» WRITTEN PROBLEM:
Reproduce every record below exactly as written, but leave out any pictures.

» RECORDED DATA:

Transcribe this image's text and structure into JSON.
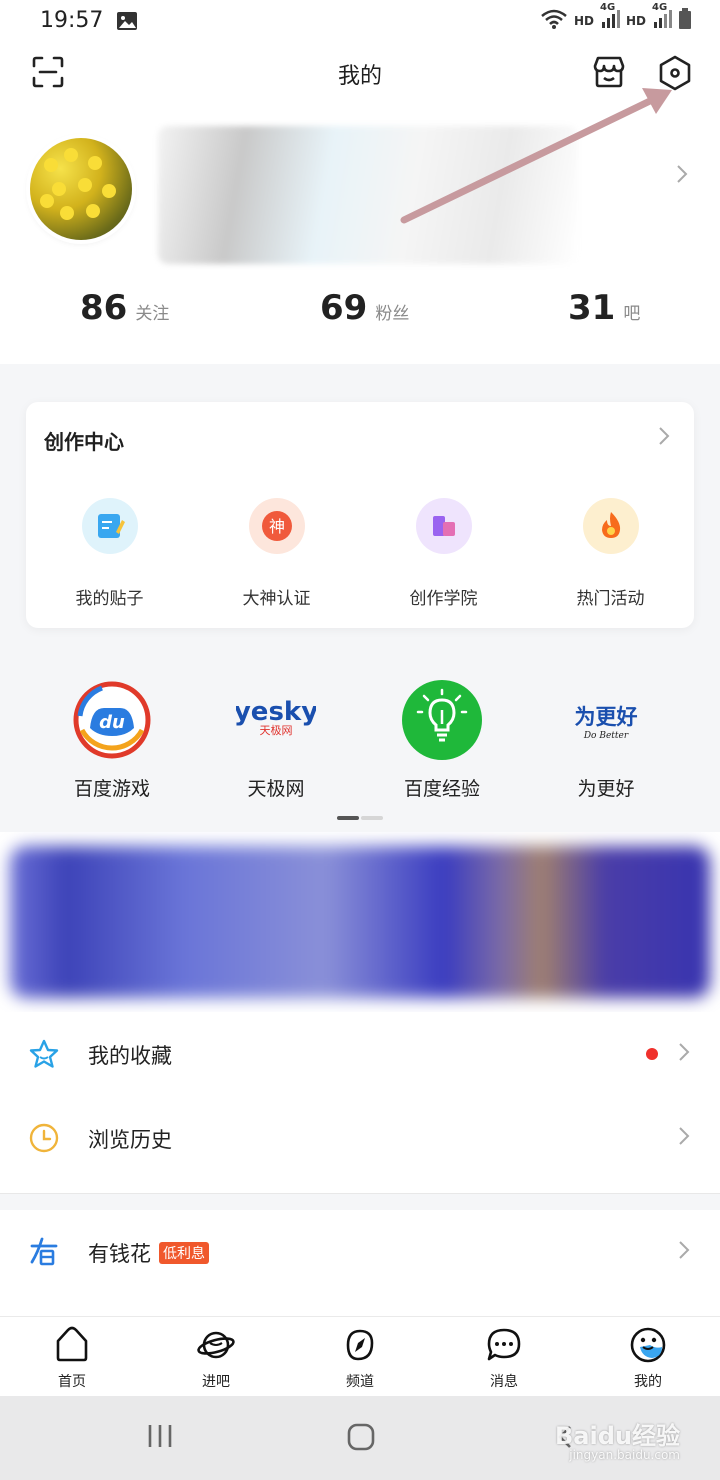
{
  "status_bar": {
    "time": "19:57",
    "network1": "HD",
    "net1_type": "4G",
    "network2": "HD",
    "net2_type": "4G"
  },
  "header": {
    "title": "我的"
  },
  "profile": {
    "stats": [
      {
        "value": "86",
        "label": "关注"
      },
      {
        "value": "69",
        "label": "粉丝"
      },
      {
        "value": "31",
        "label": "吧"
      }
    ]
  },
  "creation_center": {
    "title": "创作中心",
    "items": [
      {
        "label": "我的贴子",
        "icon": "edit-post-icon",
        "color": "#39a7f0"
      },
      {
        "label": "大神认证",
        "icon": "shen-badge-icon",
        "color": "#f05a3c"
      },
      {
        "label": "创作学院",
        "icon": "academy-icon",
        "color": "#9a63f0"
      },
      {
        "label": "热门活动",
        "icon": "fire-icon",
        "color": "#f76b1c"
      }
    ]
  },
  "services": {
    "items": [
      {
        "label": "百度游戏",
        "logo_text": "du"
      },
      {
        "label": "天极网",
        "logo_text": "yesky",
        "logo_subtext": "天极网"
      },
      {
        "label": "百度经验",
        "logo_text": ""
      },
      {
        "label": "为更好",
        "logo_text": "为更好",
        "logo_subtext": "Do Better"
      }
    ]
  },
  "menu": {
    "favorites": "我的收藏",
    "history": "浏览历史",
    "youqianhua": "有钱花",
    "youqianhua_badge": "低利息"
  },
  "tabbar": {
    "items": [
      {
        "label": "首页"
      },
      {
        "label": "进吧"
      },
      {
        "label": "频道"
      },
      {
        "label": "消息"
      },
      {
        "label": "我的"
      }
    ]
  },
  "watermark": {
    "brand": "Baidu经验",
    "url": "jingyan.baidu.com"
  },
  "colors": {
    "accent_blue": "#2a7ce0",
    "red_dot": "#f0312c",
    "arrow": "#c79a9e"
  }
}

» RESPONSE FOR THIS EXERCISE:
Transcribe this image's text and structure into JSON.
{
  "status_bar": {
    "time": "19:57",
    "network1": "HD",
    "net1_type": "4G",
    "network2": "HD",
    "net2_type": "4G"
  },
  "header": {
    "title": "我的"
  },
  "profile": {
    "stats": [
      {
        "value": "86",
        "label": "关注"
      },
      {
        "value": "69",
        "label": "粉丝"
      },
      {
        "value": "31",
        "label": "吧"
      }
    ]
  },
  "creation_center": {
    "title": "创作中心",
    "items": [
      {
        "label": "我的贴子",
        "icon": "edit-post-icon",
        "color": "#39a7f0"
      },
      {
        "label": "大神认证",
        "icon": "shen-badge-icon",
        "color": "#f05a3c"
      },
      {
        "label": "创作学院",
        "icon": "academy-icon",
        "color": "#9a63f0"
      },
      {
        "label": "热门活动",
        "icon": "fire-icon",
        "color": "#f76b1c"
      }
    ]
  },
  "services": {
    "items": [
      {
        "label": "百度游戏",
        "logo_text": "du"
      },
      {
        "label": "天极网",
        "logo_text": "yesky",
        "logo_subtext": "天极网"
      },
      {
        "label": "百度经验",
        "logo_text": ""
      },
      {
        "label": "为更好",
        "logo_text": "为更好",
        "logo_subtext": "Do Better"
      }
    ]
  },
  "menu": {
    "favorites": "我的收藏",
    "history": "浏览历史",
    "youqianhua": "有钱花",
    "youqianhua_badge": "低利息"
  },
  "tabbar": {
    "items": [
      {
        "label": "首页"
      },
      {
        "label": "进吧"
      },
      {
        "label": "频道"
      },
      {
        "label": "消息"
      },
      {
        "label": "我的"
      }
    ]
  },
  "watermark": {
    "brand": "Baidu经验",
    "url": "jingyan.baidu.com"
  },
  "colors": {
    "accent_blue": "#2a7ce0",
    "red_dot": "#f0312c",
    "arrow": "#c79a9e"
  }
}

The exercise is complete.